## Given instruction
Look through the data for the string "一共多少吨". Copy every line where it is found.

(Collected data entries)
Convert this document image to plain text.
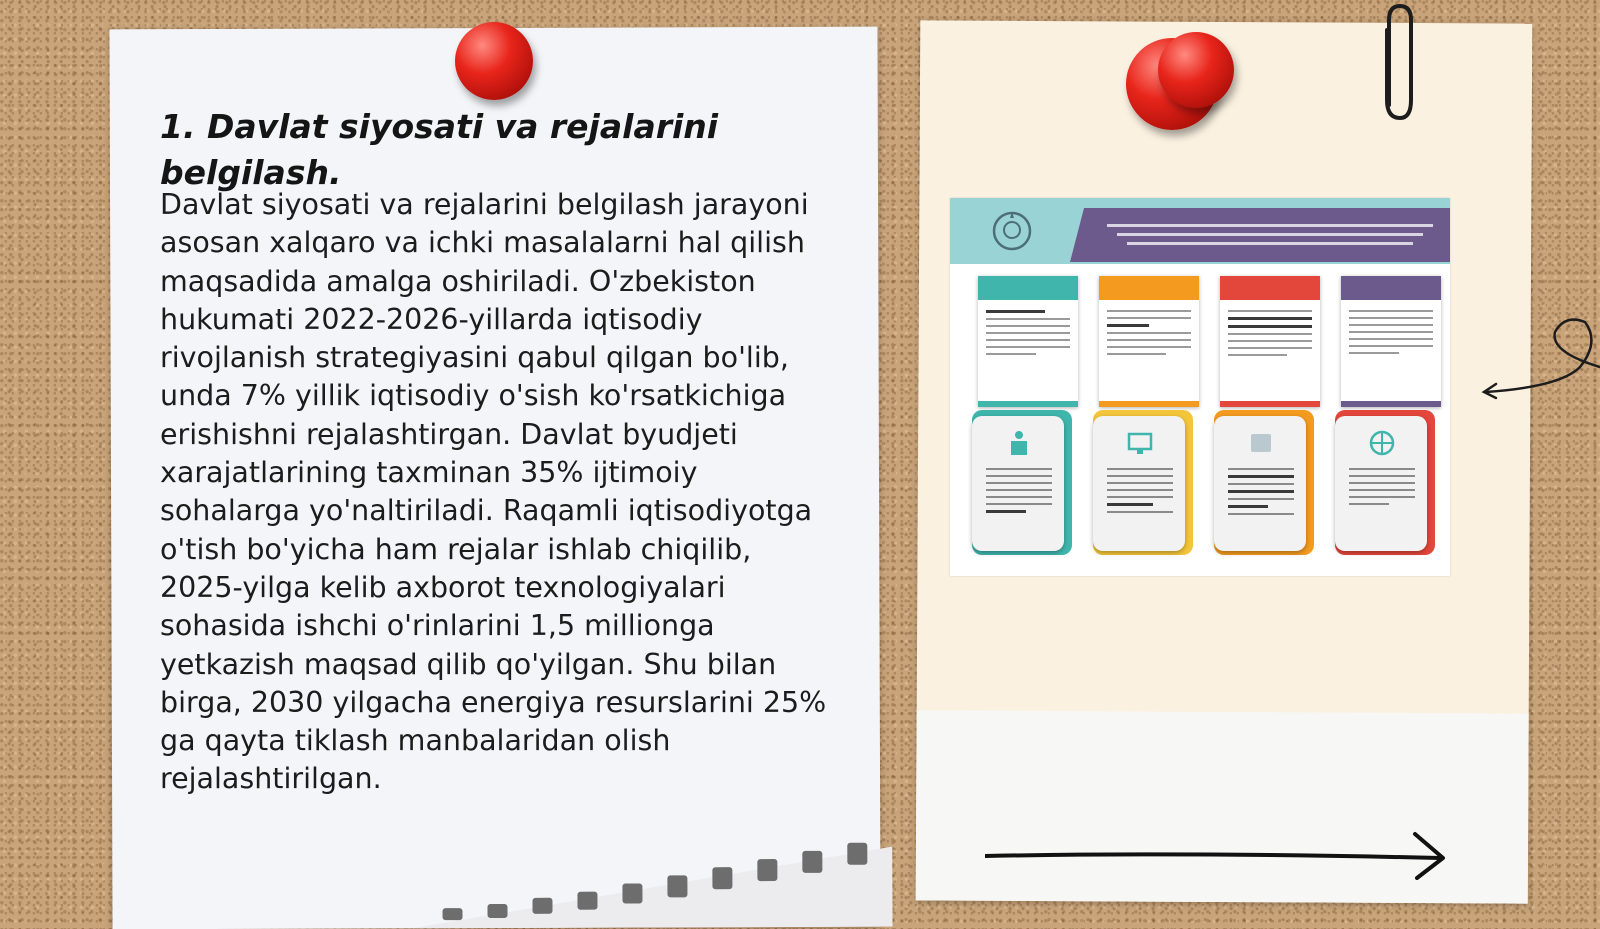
1. Davlat siyosati va rejalarini belgilash.

Davlat siyosati va rejalarini belgilash jarayoni asosan xalqaro va ichki masalalarni hal qilish maqsadida amalga oshiriladi. O'zbekiston hukumati 2022-2026-yillarda iqtisodiy rivojlanish strategiyasini qabul qilgan bo'lib, unda 7% yillik iqtisodiy o'sish ko'rsatkichiga erishishni rejalashtirgan. Davlat byudjeti xarajatlarining taxminan 35% ijtimoiy sohalarga yo'naltiriladi. Raqamli iqtisodiyotga o'tish bo'yicha ham rejalar ishlab chiqilib, 2025-yilga kelib axborot texnologiyalari sohasida ishchi o'rinlarini 1,5 millionga yetkazish maqsad qilib qo'yilgan. Shu bilan birga, 2030 yilgacha energiya resurslarini 25% ga qayta tiklash manbalaridan olish rejalashtirilgan.
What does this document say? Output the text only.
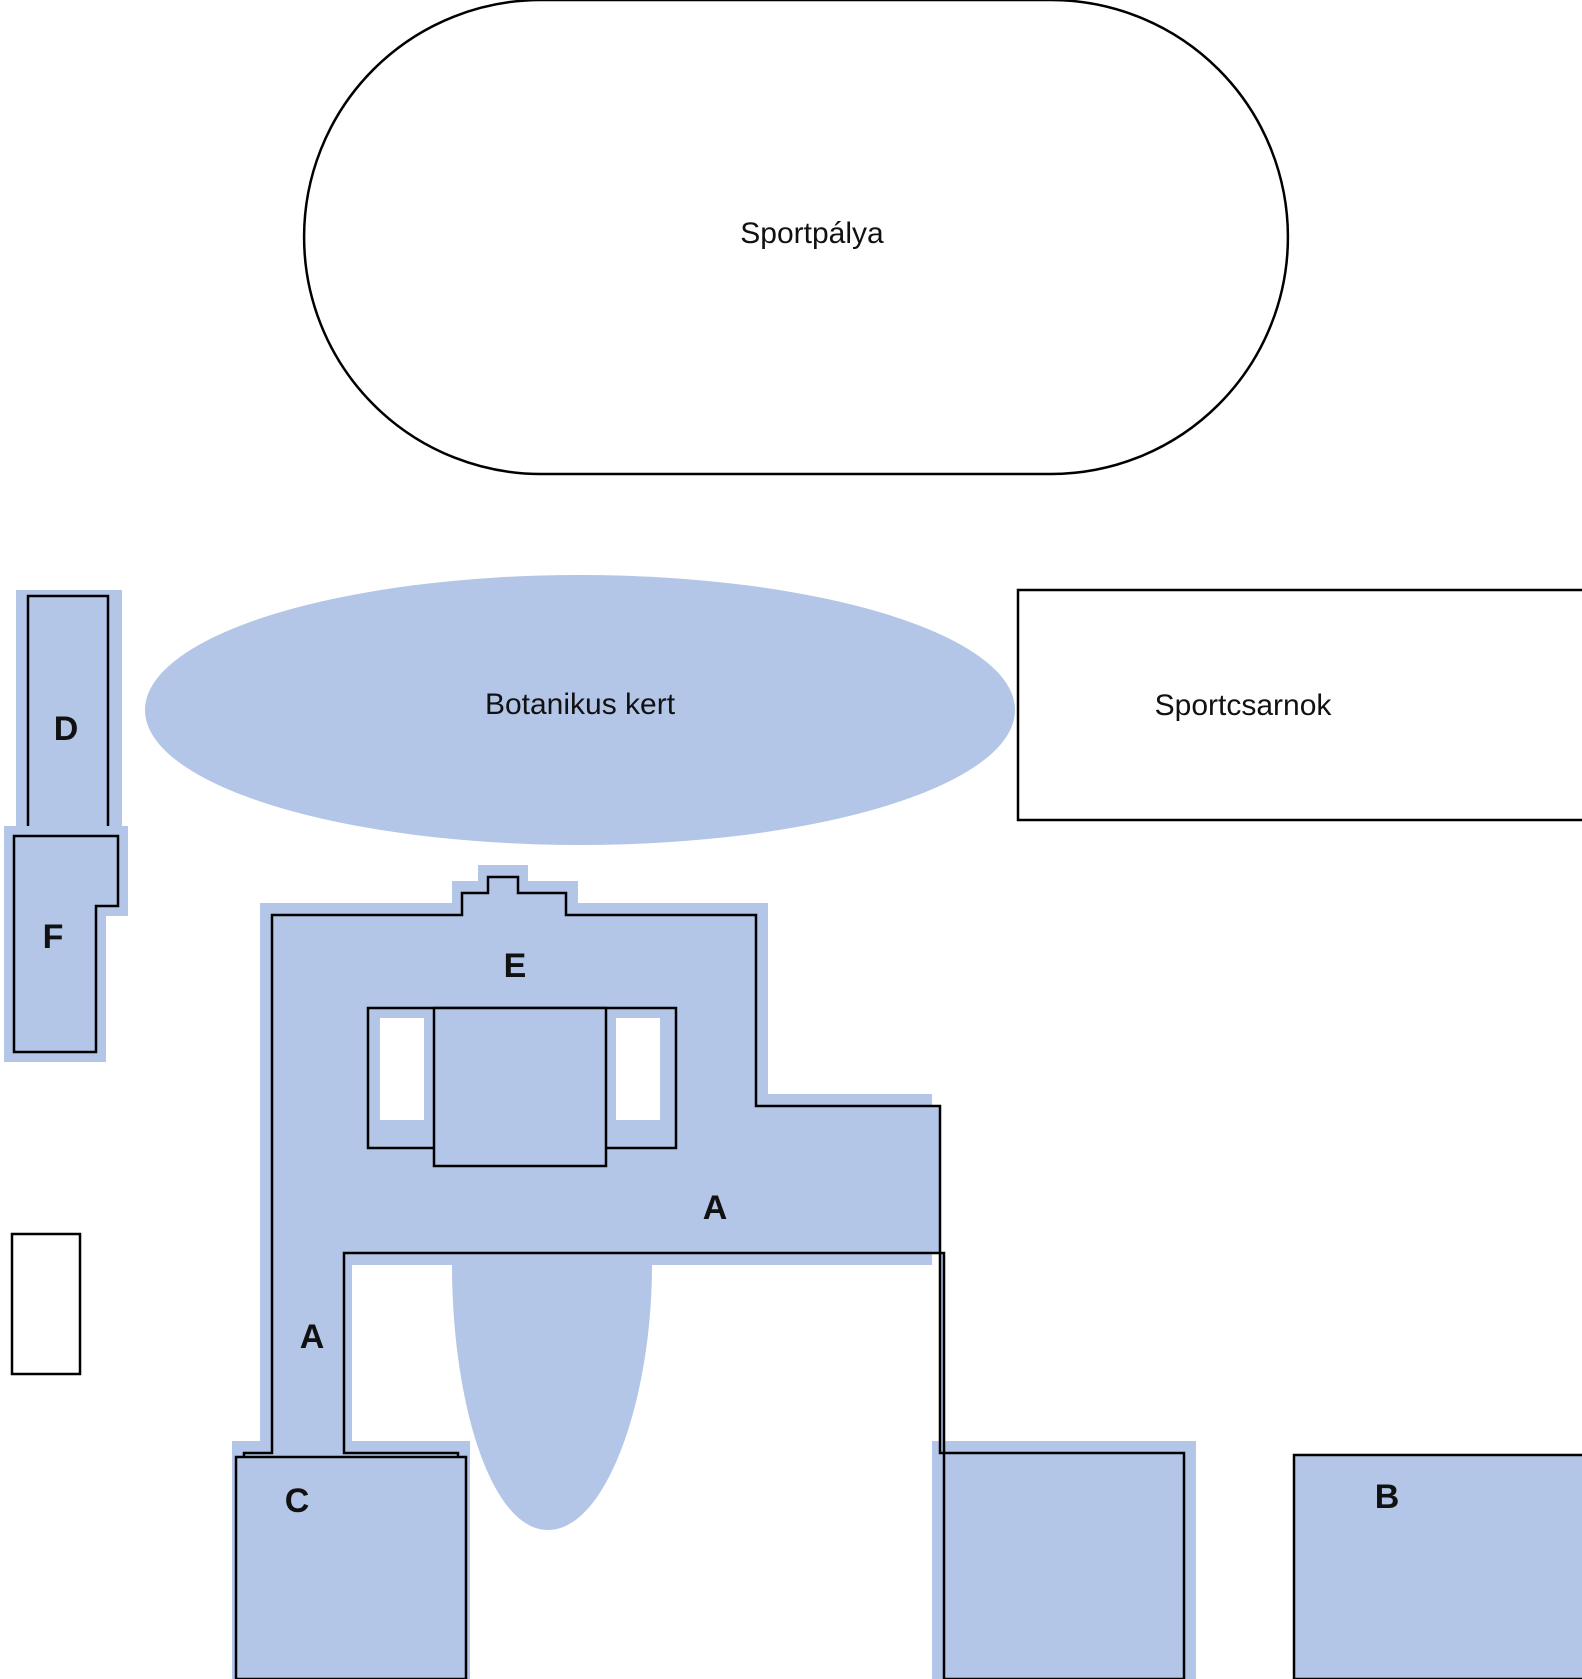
Sportpálya
Botanikus kert	Sportcsarnok
D
F
E
A
A
C	B
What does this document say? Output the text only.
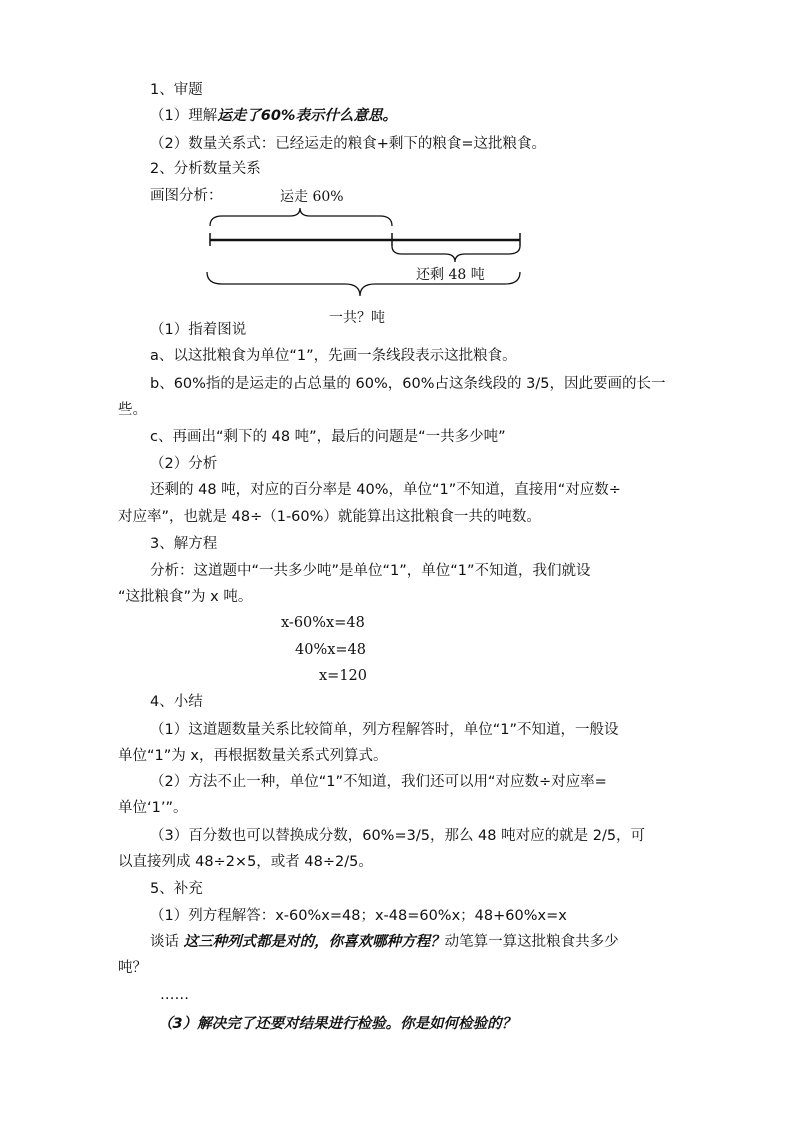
1、审题
（1）理解运走了60%表示什么意思。
（2）数量关系式：已经运走的粮食+剩下的粮食=这批粮食。
2、分析数量关系
画图分析：	运走 60%
还剩 48 吨
一共？吨
（1）指着图说
a、以这批粮食为单位“1”，先画一条线段表示这批粮食。
b、60%指的是运走的占总量的 60%，60%占这条线段的 3/5，因此要画的长一
些。
c、再画出“剩下的 48 吨”，最后的问题是“一共多少吨”
（2）分析
还剩的 48 吨，对应的百分率是 40%，单位“1”不知道，直接用“对应数÷
对应率”，也就是 48÷（1-60%）就能算出这批粮食一共的吨数。
3、解方程
分析：这道题中“一共多少吨”是单位“1”，单位“1”不知道，我们就设
“这批粮食”为 x 吨。
x-60%x=48
40%x=48
x=120
4、小结
（1）这道题数量关系比较简单，列方程解答时，单位“1”不知道，一般设
单位“1”为 x，再根据数量关系式列算式。
（2）方法不止一种，单位“1”不知道，我们还可以用“对应数÷对应率=
单位‘1’”。
（3）百分数也可以替换成分数，60%=3/5，那么 48 吨对应的就是 2/5，可
以直接列成 48÷2×5，或者 48÷2/5。
5、补充
（1）列方程解答：x-60%x=48；x-48=60%x；48+60%x=x
谈话 这三种列式都是对的，你喜欢哪种方程？动笔算一算这批粮食共多少
吨？
……
（3）解决完了还要对结果进行检验。你是如何检验的？
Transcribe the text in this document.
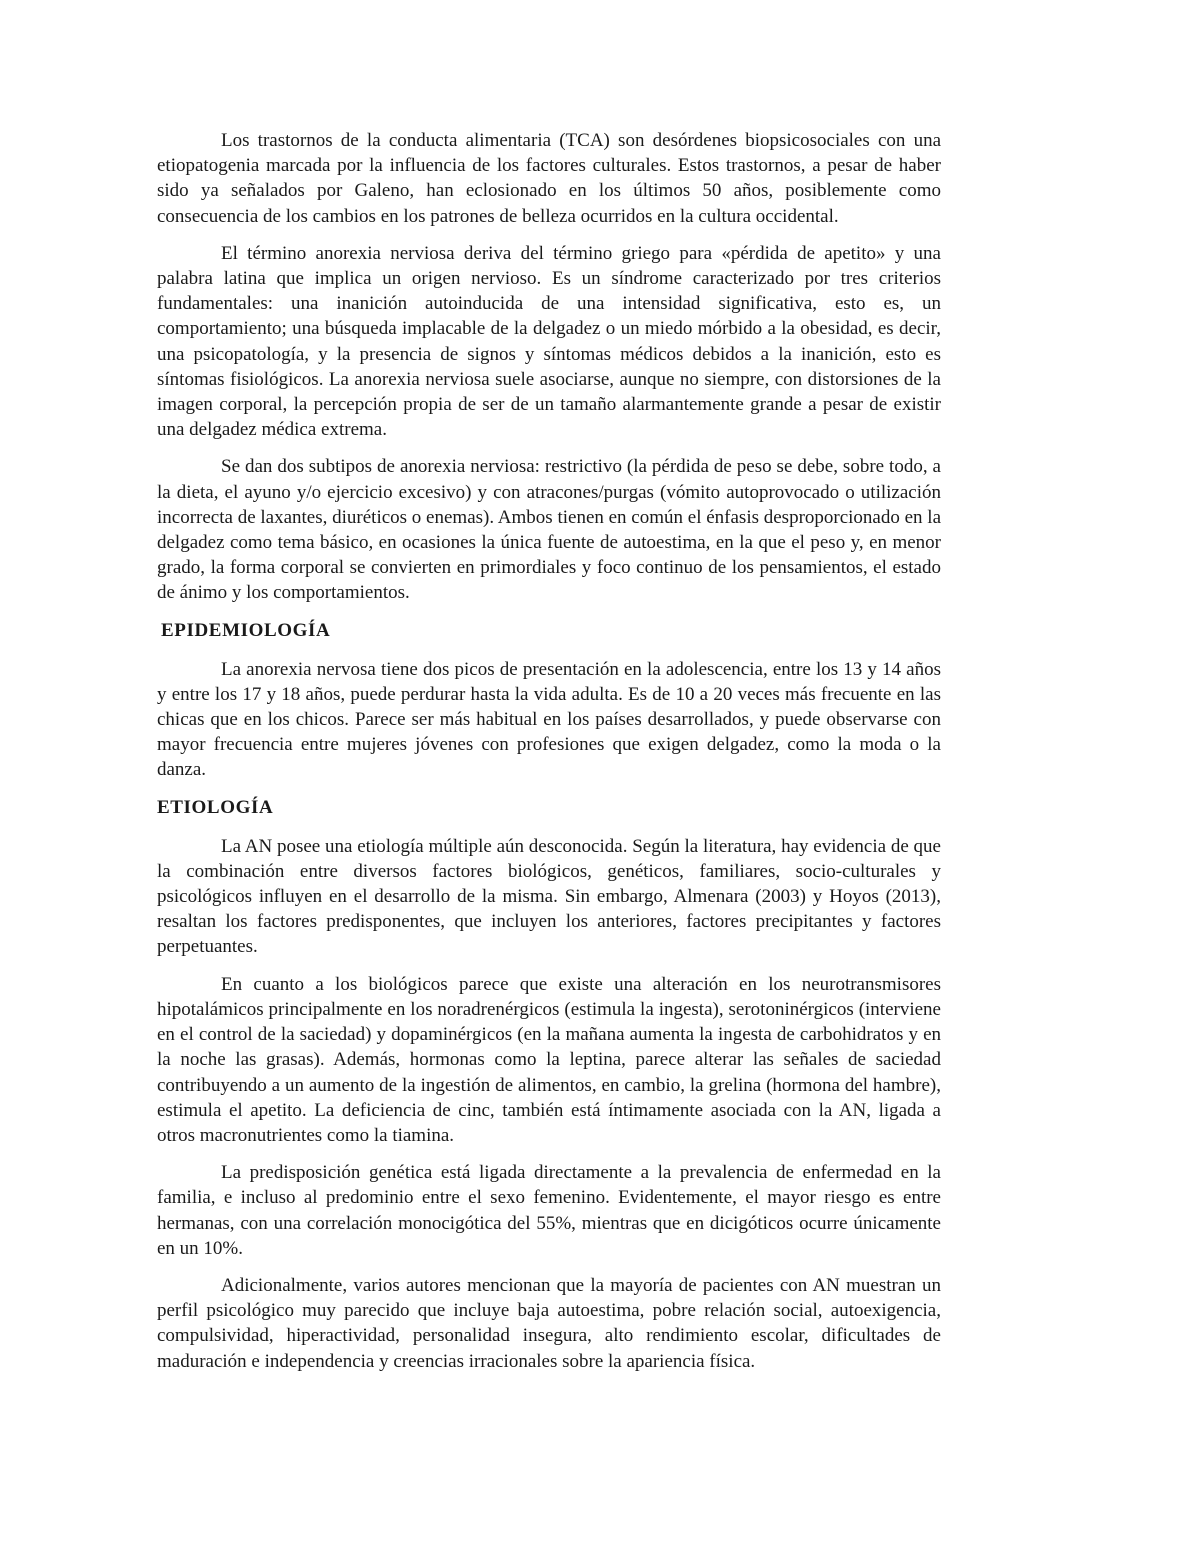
Los trastornos de la conducta alimentaria (TCA) son desórdenes biopsicosociales con una etiopatogenia marcada por la influencia de los factores culturales. Estos trastornos, a pesar de haber sido ya señalados por Galeno, han eclosionado en los últimos 50 años, posiblemente como consecuencia de los cambios en los patrones de belleza ocurridos en la cultura occidental.

El término anorexia nerviosa deriva del término griego para «pérdida de apetito» y una palabra latina que implica un origen nervioso. Es un síndrome caracterizado por tres criterios fundamentales: una inanición autoinducida de una intensidad significativa, esto es, un comportamiento; una búsqueda implacable de la delgadez o un miedo mórbido a la obesidad, es decir, una psicopatología, y la presencia de signos y síntomas médicos debidos a la inanición, esto es síntomas fisiológicos. La anorexia nerviosa suele asociarse, aunque no siempre, con distorsiones de la imagen corporal, la percepción propia de ser de un tamaño alarmantemente grande a pesar de existir una delgadez médica extrema.

Se dan dos subtipos de anorexia nerviosa: restrictivo (la pérdida de peso se debe, sobre todo, a la dieta, el ayuno y/o ejercicio excesivo) y con atracones/purgas (vómito autoprovocado o utilización incorrecta de laxantes, diuréticos o enemas). Ambos tienen en común el énfasis desproporcionado en la delgadez como tema básico, en ocasiones la única fuente de autoestima, en la que el peso y, en menor grado, la forma corporal se convierten en primordiales y foco continuo de los pensamientos, el estado de ánimo y los comportamientos.

EPIDEMIOLOGÍA

La anorexia nervosa tiene dos picos de presentación en la adolescencia, entre los 13 y 14 años y entre los 17 y 18 años, puede perdurar hasta la vida adulta. Es de 10 a 20 veces más frecuente en las chicas que en los chicos. Parece ser más habitual en los países desarrollados, y puede observarse con mayor frecuencia entre mujeres jóvenes con profesiones que exigen delgadez, como la moda o la danza.

ETIOLOGÍA

La AN posee una etiología múltiple aún desconocida. Según la literatura, hay evidencia de que la combinación entre diversos factores biológicos, genéticos, familiares, socio-culturales y psicológicos influyen en el desarrollo de la misma. Sin embargo, Almenara (2003) y Hoyos (2013), resaltan los factores predisponentes, que incluyen los anteriores, factores precipitantes y factores perpetuantes.

En cuanto a los biológicos parece que existe una alteración en los neurotransmisores hipotalámicos principalmente en los noradrenérgicos (estimula la ingesta), serotoninérgicos (interviene en el control de la saciedad) y dopaminérgicos (en la mañana aumenta la ingesta de carbohidratos y en la noche las grasas). Además, hormonas como la leptina, parece alterar las señales de saciedad contribuyendo a un aumento de la ingestión de alimentos, en cambio, la grelina (hormona del hambre), estimula el apetito. La deficiencia de cinc, también está íntimamente asociada con la AN, ligada a otros macronutrientes como la tiamina.

La predisposición genética está ligada directamente a la prevalencia de enfermedad en la familia, e incluso al predominio entre el sexo femenino. Evidentemente, el mayor riesgo es entre hermanas, con una correlación monocigótica del 55%, mientras que en dicigóticos ocurre únicamente en un 10%.

Adicionalmente, varios autores mencionan que la mayoría de pacientes con AN muestran un perfil psicológico muy parecido que incluye baja autoestima, pobre relación social, autoexigencia, compulsividad, hiperactividad, personalidad insegura, alto rendimiento escolar, dificultades de maduración e independencia y creencias irracionales sobre la apariencia física.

## The reply
c、再画出“剩下的 48 吨”，最后的问题是“一共多少吨”
分析：这道题中“一共多少吨”是单位“1”，单位“1”不知道，我们就设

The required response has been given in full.